%%

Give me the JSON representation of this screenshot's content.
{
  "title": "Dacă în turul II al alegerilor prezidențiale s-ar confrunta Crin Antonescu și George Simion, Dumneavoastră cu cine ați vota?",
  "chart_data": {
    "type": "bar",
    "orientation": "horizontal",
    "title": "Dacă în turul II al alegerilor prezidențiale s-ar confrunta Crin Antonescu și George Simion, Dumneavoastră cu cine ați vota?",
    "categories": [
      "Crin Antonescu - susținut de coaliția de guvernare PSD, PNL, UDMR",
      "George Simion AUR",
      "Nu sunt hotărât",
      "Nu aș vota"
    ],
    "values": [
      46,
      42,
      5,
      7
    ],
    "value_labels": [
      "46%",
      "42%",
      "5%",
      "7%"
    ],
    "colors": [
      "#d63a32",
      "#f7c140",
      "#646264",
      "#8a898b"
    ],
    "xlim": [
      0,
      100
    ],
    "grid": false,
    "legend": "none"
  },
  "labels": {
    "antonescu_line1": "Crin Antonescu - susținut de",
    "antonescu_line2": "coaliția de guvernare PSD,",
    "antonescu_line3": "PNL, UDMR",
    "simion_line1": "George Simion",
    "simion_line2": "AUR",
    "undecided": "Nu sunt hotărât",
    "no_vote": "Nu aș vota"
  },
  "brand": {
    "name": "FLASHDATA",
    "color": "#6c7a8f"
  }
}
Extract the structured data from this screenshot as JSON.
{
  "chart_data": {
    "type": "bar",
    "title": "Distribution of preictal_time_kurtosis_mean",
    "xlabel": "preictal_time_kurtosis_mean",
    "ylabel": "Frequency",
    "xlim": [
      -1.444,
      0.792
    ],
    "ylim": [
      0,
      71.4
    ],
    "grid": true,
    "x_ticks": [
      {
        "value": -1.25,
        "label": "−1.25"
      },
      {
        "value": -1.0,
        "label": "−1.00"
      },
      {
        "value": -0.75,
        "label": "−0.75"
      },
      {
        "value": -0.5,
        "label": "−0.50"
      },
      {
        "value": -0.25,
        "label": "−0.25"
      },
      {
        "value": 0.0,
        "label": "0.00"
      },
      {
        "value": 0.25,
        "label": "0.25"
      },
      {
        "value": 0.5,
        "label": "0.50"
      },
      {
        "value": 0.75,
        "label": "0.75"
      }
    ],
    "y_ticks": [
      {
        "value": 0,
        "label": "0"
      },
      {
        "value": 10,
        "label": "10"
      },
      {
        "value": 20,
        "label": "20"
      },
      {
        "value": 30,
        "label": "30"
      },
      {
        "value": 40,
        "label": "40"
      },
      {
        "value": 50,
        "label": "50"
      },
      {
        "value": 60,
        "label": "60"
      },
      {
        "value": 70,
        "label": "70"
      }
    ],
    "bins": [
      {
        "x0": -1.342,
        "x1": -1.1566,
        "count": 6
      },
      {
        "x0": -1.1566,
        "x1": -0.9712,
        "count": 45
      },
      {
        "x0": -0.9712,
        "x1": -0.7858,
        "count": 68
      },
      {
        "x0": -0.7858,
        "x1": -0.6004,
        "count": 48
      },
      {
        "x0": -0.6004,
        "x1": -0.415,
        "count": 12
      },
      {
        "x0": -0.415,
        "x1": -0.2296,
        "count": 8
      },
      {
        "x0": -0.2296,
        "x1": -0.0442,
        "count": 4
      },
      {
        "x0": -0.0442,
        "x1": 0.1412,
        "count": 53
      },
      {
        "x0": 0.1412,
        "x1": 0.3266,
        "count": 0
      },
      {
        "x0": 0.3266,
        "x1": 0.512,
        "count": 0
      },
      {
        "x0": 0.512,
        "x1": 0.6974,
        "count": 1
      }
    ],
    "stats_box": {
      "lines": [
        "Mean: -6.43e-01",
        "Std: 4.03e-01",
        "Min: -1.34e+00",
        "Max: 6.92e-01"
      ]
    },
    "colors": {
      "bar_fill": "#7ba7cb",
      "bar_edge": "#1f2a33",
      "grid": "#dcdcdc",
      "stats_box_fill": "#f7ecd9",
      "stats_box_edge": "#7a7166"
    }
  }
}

%%

Goal: Where a line holds "title", copy that line.

Solved exercise:
  "title": "Dacă în turul II al alegerilor prezidențiale s-ar confrunta Crin Antonescu și George Simion, Dumneavoastră cu cine ați vota?",
    "title": "Dacă în turul II al alegerilor prezidențiale s-ar confrunta Crin Antonescu și George Simion, Dumneavoastră cu cine ați vota?",
    "title": "Distribution of preictal_time_kurtosis_mean",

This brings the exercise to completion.